Page extract:
-- START --
# homemade cigarminder



## jeffjt (Mar 22, 2006)

i saw the "cigarminder" at cbid and CI for about $8 and it looked to me like one of my wife's hair clips attached to a clip for a bag of chips.

so i took a hair clip and used Liquid Nails (TM) to attach it to a small clamp, and now i have an ugly, cheap ($1) version just in time for golf league.


----------



## RenoB (Oct 12, 2005)

Nice job! A friend made one for me last year, very similar. Now the trick will be not to forget it on the cart when you leave  That's how I lost that one, bought a coupla cigarminders this season - plan to keep it on the bag at all times.


----------



## Mbraud4 (Feb 17, 2006)

Wow that seems like it shall do the job, nice idea bro!


----------



## SUOrangeGuy (Feb 22, 2006)

It looks great! I hope the clips won't separate. I'd hate for you to ruin an expensive smoke because the glue got hot in sun. Is there a safer way to attach the two?


----------



## xxwaldoxx (Apr 2, 2006)

Great job.

The ones ive seen always made me think "now what would i do with that, i dont golf"

Yours on the other hand is more my type. Perfect for just about anything.

Mowin the lawn, clamp it onto the mower
Working on the car, clamp it on the car

Now if you could only get a suction cup on the other side it would be absolutely perfect


----------



## Kennmon (Mar 29, 2006)

SUOrangeGuy said:


> It looks great! I hope the clips won't separate. I'd hate for you to ruin an expensive smoke because the glue got hot in sun. Is there a safer way to attach the two?


im pretty sure liquid nails is a type of epoxy.

the 5 minute/2 chamber epoxies that you see at home depot are very strong, and wont come undone due to the sun etc.


----------



## CrazyFool (Oct 2, 2005)
-- END --
Entries supplied:
-- START --
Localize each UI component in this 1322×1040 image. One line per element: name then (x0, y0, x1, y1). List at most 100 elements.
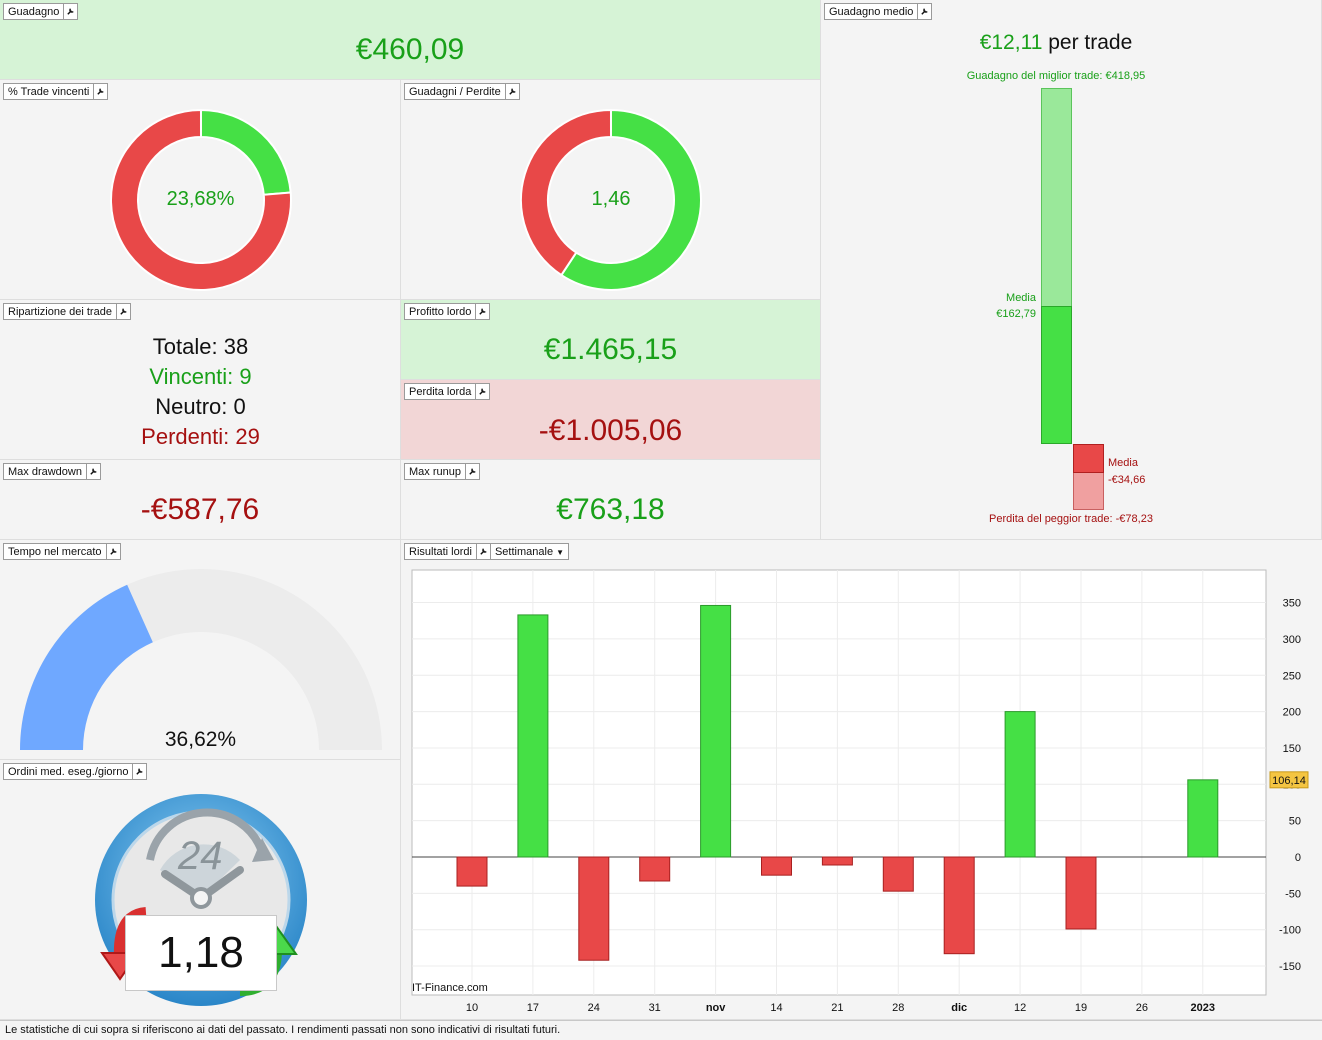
-- END --
-- START --
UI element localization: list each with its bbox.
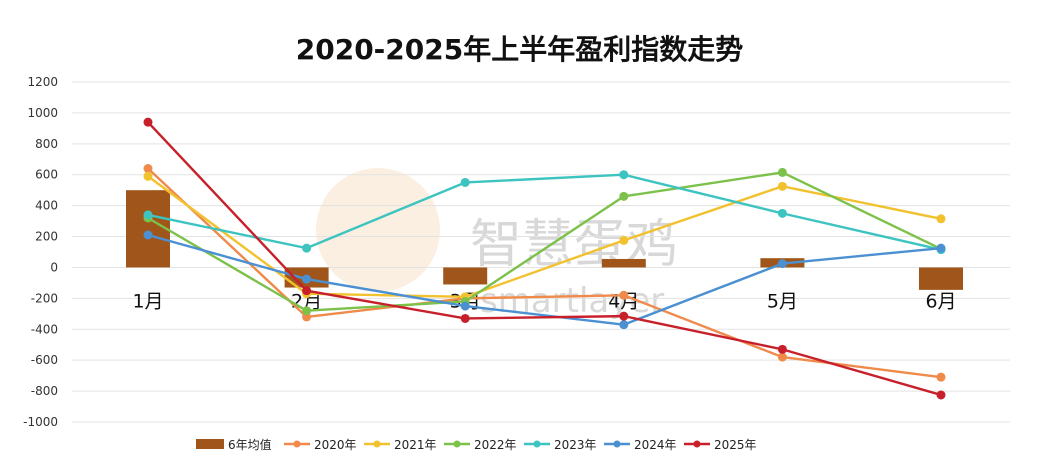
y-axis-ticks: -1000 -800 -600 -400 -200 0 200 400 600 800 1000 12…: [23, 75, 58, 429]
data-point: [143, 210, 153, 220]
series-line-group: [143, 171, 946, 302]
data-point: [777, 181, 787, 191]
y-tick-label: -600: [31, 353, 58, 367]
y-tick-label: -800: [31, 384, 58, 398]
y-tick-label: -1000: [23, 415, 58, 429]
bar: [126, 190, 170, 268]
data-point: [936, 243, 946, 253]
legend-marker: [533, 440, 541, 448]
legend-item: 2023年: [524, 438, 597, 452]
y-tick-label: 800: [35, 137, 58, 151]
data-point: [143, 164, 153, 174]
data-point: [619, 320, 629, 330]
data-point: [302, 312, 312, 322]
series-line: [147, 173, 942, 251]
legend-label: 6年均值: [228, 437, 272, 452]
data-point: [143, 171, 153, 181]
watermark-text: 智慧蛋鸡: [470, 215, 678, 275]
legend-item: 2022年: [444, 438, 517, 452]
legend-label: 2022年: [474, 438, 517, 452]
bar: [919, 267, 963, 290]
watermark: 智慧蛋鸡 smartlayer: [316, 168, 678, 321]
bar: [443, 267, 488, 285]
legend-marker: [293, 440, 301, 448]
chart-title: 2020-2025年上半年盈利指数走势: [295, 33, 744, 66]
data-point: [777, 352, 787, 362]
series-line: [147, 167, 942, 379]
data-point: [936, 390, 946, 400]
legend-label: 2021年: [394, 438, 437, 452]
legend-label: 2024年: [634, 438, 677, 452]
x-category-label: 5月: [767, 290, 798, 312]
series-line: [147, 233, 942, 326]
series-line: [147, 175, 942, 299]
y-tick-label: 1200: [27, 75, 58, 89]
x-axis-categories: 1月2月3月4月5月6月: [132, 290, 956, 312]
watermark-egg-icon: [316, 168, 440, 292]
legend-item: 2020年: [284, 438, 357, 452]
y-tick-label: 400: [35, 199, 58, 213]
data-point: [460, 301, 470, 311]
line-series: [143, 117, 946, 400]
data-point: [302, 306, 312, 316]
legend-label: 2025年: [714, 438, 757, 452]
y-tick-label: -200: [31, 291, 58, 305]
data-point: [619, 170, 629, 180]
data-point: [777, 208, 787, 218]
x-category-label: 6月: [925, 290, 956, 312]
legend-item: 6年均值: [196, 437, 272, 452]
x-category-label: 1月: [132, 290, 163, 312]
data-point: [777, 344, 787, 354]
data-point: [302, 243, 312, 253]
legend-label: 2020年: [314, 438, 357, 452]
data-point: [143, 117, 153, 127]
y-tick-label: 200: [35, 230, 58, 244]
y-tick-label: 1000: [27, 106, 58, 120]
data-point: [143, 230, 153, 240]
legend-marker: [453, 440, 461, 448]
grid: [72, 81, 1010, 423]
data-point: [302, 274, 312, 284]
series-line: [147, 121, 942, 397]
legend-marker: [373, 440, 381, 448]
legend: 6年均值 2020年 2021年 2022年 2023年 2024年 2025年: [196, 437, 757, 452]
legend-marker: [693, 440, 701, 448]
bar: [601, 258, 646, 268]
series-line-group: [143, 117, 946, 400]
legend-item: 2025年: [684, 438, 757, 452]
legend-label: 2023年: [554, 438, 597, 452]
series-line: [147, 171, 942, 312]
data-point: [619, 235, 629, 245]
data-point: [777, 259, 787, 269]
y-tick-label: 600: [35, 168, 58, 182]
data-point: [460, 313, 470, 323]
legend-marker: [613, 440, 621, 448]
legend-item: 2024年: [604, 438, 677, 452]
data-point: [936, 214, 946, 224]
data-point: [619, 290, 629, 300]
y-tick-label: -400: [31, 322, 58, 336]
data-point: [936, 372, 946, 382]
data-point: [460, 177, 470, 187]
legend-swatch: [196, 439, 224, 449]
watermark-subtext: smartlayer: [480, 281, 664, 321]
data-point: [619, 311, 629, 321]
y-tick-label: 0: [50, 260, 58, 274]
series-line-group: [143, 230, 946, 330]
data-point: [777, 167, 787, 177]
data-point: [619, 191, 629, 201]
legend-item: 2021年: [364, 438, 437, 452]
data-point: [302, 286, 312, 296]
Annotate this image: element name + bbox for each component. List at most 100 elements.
-- END --
-- START --
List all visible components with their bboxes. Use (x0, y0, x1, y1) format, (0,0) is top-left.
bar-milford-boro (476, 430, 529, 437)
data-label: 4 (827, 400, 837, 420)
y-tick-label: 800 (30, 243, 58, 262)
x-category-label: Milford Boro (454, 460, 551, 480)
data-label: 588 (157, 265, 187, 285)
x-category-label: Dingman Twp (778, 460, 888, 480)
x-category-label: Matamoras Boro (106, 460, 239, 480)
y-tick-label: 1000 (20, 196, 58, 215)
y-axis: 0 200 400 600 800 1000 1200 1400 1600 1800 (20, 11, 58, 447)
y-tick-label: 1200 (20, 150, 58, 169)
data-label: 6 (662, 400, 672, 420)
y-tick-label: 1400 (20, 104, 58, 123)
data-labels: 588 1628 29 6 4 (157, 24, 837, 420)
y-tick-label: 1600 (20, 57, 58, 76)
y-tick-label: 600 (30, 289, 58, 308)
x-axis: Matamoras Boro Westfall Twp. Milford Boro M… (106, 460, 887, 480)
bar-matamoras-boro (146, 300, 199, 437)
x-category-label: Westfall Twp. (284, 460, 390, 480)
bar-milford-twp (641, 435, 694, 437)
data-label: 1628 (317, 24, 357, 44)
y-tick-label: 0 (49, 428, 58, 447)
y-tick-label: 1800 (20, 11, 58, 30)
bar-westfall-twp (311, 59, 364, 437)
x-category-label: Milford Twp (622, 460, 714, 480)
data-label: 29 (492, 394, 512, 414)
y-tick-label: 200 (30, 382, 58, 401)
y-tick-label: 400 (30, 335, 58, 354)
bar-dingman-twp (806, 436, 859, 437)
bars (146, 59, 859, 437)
-- END --
What you will do:
**1.** Reproduce verbatim the stretch of the homemade cigarminder thread from "# homemade cigarminder" through "for golf league.".
**2.** Write the next part of the homemade cigarminder thread, picking up right after its last line.

Responses to the tasks:
**1.**
# homemade cigarminder



## jeffjt (Mar 22, 2006)

i saw the "cigarminder" at cbid and CI for about $8 and it looked to me like one of my wife's hair clips attached to a clip for a bag of chips.

so i took a hair clip and used Liquid Nails (TM) to attach it to a small clamp, and now i have an ugly, cheap ($1) version just in time for golf league.

**2.**
nice work Macgyver :w looks pretty slick, should do the trick fine. actually th real Minder's clip is a little to tight around the cigar (at least bigger robbies etc) yours looks like it solved that lil problem

cheers :al


----------



## PuroBrat (Sep 8, 2005)

xxwaldoxx said:


> Great job.
> 
> The ones ive seen always made me think "now what would i do with that, i dont golf"
> 
> ...


Looks like a can do to me, even a magnet as well


----------



## jeffjt (Mar 22, 2006)

thanks for all the compliments...

that liquid nails stuff holds pretty strong, but i won't know for sure how it will hold up until i get it on the golf bag and out on the course...i'll post back about it after i use it for a while.


----------



## nickhager_99 (Jan 22, 2006)

Nice job. Ive been meaning to make one and now ive got something to go off of. Thanks


----------



## Sir Tony (Dec 18, 2005)

You are quite the handyman there, very nice!


----------



## Shaggy17sc (Mar 10, 2005)

And my wife calls ME a *******...


J/K. it looks like it would do the job great.


----------



## dayplanner (Dec 11, 1997)

...............The mother of invention


----------



## King James (Dec 18, 2005)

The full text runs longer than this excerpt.